Collected data:
----------------
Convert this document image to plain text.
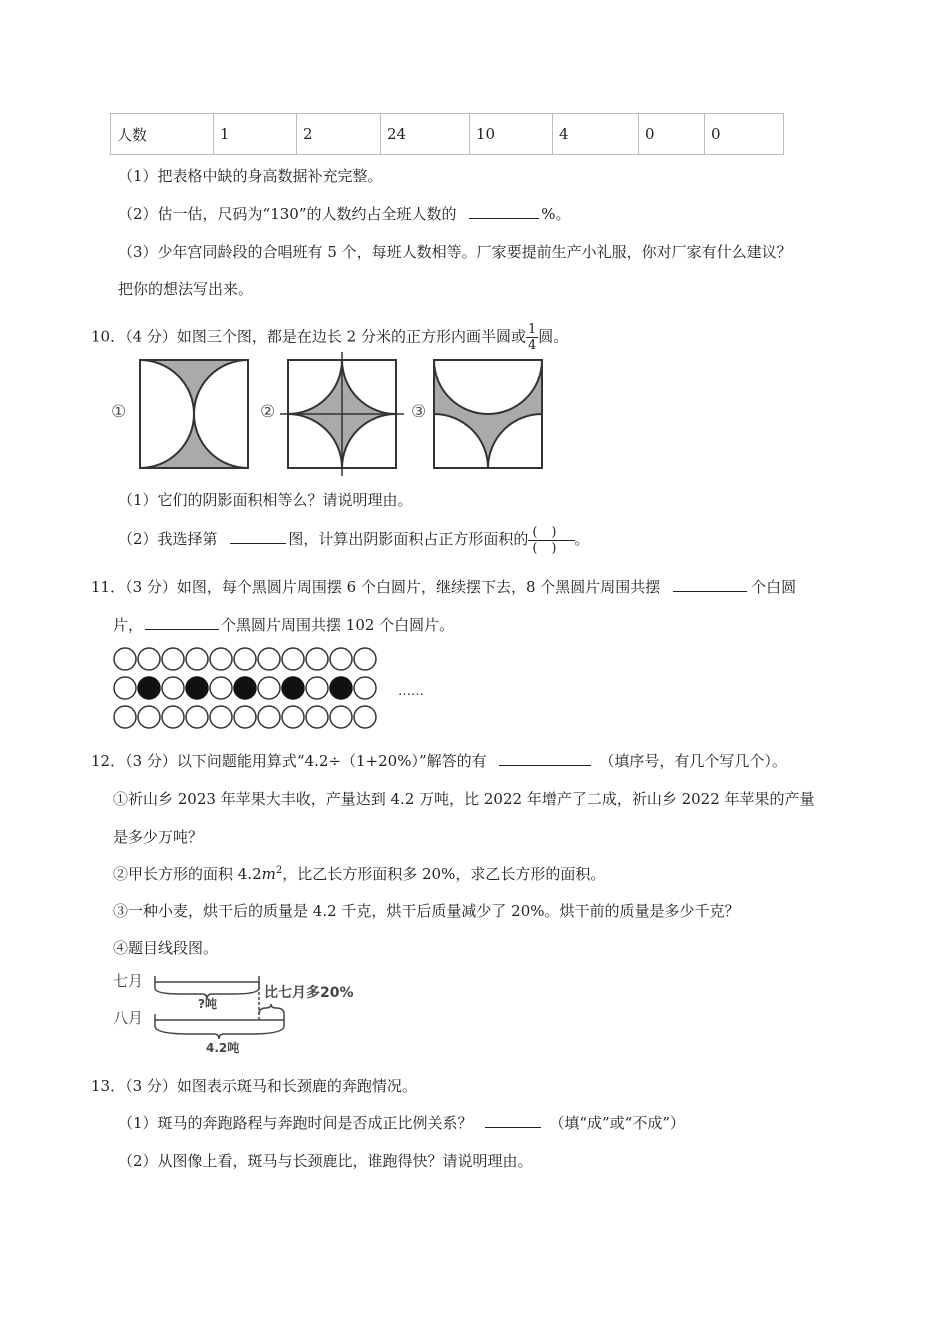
人数	1	2	24	10	4	0	0
（1）把表格中缺的身高数据补充完整。
（2）估一估，尺码为“130”的人数约占全班人数的	%。
（3）少年宫同龄段的合唱班有 5 个，每班人数相等。厂家要提前生产小礼服，你对厂家有什么建议？
把你的想法写出来。
10．（4 分）如图三个图，都是在边长 2 分米的正方形内画半圆或 $\frac{1}{4}$ 圆。
①	②	③
（1）它们的阴影面积相等么？请说明理由。
（2）我选择第	图，计算出阴影面积占正方形面积的 $\frac{()}{()}$ 。
11．（3 分）如图，每个黑圆片周围摆 6 个白圆片，继续摆下去，8 个黑圆片周围共摆	个白圆
片，	个黑圆片周围共摆 102 个白圆片。
……
12．（3 分）以下问题能用算式“4.2÷（1+20%）”解答的有	（填序号，有几个写几个）。
①祈山乡 2023 年苹果大丰收，产量达到 4.2 万吨，比 2022 年增产了二成，祈山乡 2022 年苹果的产量
是多少万吨？
②甲长方形的面积 $4.2m^2$，比乙长方形面积多 20%，求乙长方形的面积。
③一种小麦，烘干后的质量是 4.2 千克，烘干后质量减少了 20%。烘干前的质量是多少千克？
④题目线段图。
七月
八月
?吨
比七月多20%
4.2吨
13．（3 分）如图表示斑马和长颈鹿的奔跑情况。
（1）斑马的奔跑路程与奔跑时间是否成正比例关系？	（填“成”或“不成”）
（2）从图像上看，斑马与长颈鹿比，谁跑得快？请说明理由。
----------------
- **Requirements**: In how many lines of the data does the string "frac" appear? Give only the number.

- **Solution for this problem**: 2